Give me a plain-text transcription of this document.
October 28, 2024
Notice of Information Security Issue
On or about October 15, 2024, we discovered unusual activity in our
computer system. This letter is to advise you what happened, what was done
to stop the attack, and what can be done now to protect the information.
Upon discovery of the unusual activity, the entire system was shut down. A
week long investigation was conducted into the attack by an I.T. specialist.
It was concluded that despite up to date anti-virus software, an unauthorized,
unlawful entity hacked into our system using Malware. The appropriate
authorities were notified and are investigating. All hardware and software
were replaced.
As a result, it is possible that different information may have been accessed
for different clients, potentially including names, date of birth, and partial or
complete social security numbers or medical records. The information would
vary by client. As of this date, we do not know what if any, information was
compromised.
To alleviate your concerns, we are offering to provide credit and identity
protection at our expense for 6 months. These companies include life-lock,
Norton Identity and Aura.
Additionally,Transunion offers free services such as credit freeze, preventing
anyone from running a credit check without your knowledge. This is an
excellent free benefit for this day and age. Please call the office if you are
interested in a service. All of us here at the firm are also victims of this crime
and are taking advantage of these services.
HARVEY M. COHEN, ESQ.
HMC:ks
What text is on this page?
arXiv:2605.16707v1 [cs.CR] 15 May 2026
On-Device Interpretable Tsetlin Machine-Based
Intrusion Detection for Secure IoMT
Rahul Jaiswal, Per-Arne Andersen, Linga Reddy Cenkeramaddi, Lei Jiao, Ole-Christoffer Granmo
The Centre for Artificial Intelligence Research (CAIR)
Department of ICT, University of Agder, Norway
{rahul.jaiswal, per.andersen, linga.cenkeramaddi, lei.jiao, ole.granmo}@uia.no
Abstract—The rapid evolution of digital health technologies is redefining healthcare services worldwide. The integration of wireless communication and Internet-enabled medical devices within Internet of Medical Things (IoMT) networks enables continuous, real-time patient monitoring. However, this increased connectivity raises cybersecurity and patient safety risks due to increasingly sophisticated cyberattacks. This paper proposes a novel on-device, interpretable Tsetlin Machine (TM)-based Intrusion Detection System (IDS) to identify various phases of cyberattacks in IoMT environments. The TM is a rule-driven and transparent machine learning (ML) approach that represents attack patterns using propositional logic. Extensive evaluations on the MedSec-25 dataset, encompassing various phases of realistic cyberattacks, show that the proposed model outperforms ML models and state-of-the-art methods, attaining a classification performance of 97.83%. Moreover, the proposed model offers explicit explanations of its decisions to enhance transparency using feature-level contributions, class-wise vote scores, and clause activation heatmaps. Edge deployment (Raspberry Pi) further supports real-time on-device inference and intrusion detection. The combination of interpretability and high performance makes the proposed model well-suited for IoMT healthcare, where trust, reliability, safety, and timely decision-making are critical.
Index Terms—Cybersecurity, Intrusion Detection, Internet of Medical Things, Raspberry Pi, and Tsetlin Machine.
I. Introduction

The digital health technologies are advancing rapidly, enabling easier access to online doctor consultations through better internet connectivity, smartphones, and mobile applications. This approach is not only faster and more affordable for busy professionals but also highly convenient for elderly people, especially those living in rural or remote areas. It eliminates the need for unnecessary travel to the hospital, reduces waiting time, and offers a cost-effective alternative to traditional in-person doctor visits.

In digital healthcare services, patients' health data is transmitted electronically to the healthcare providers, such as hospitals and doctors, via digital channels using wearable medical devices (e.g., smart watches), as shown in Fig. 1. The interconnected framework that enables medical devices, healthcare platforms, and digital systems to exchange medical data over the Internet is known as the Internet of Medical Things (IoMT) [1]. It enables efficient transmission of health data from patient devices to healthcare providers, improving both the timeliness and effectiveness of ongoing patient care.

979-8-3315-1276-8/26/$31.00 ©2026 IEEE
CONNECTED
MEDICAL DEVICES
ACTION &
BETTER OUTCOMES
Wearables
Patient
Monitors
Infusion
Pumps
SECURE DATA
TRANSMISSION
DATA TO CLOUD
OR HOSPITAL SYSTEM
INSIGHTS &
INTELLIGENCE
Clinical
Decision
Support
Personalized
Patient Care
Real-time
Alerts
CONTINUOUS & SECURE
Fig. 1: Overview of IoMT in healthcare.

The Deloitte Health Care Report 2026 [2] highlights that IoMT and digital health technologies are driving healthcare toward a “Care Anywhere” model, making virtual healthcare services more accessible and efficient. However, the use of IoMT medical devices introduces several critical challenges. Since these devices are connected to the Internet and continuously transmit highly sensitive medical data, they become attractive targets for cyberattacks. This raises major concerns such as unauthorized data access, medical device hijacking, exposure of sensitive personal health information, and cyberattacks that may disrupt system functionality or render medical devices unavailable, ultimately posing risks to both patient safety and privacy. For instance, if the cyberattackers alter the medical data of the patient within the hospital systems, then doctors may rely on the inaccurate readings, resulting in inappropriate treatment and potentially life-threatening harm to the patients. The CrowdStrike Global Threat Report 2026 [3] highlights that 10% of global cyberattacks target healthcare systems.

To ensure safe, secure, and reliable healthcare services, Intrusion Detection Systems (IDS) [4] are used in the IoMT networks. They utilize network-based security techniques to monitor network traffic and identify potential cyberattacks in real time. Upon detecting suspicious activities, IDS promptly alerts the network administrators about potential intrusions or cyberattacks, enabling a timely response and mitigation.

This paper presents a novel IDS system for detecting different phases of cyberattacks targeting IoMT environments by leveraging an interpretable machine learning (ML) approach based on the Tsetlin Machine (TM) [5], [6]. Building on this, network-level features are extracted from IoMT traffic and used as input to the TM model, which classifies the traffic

....

PROBLEM TO WORK ON:
State how many lines of the listing include "your", and nothing more.

FINISHED TASK:
2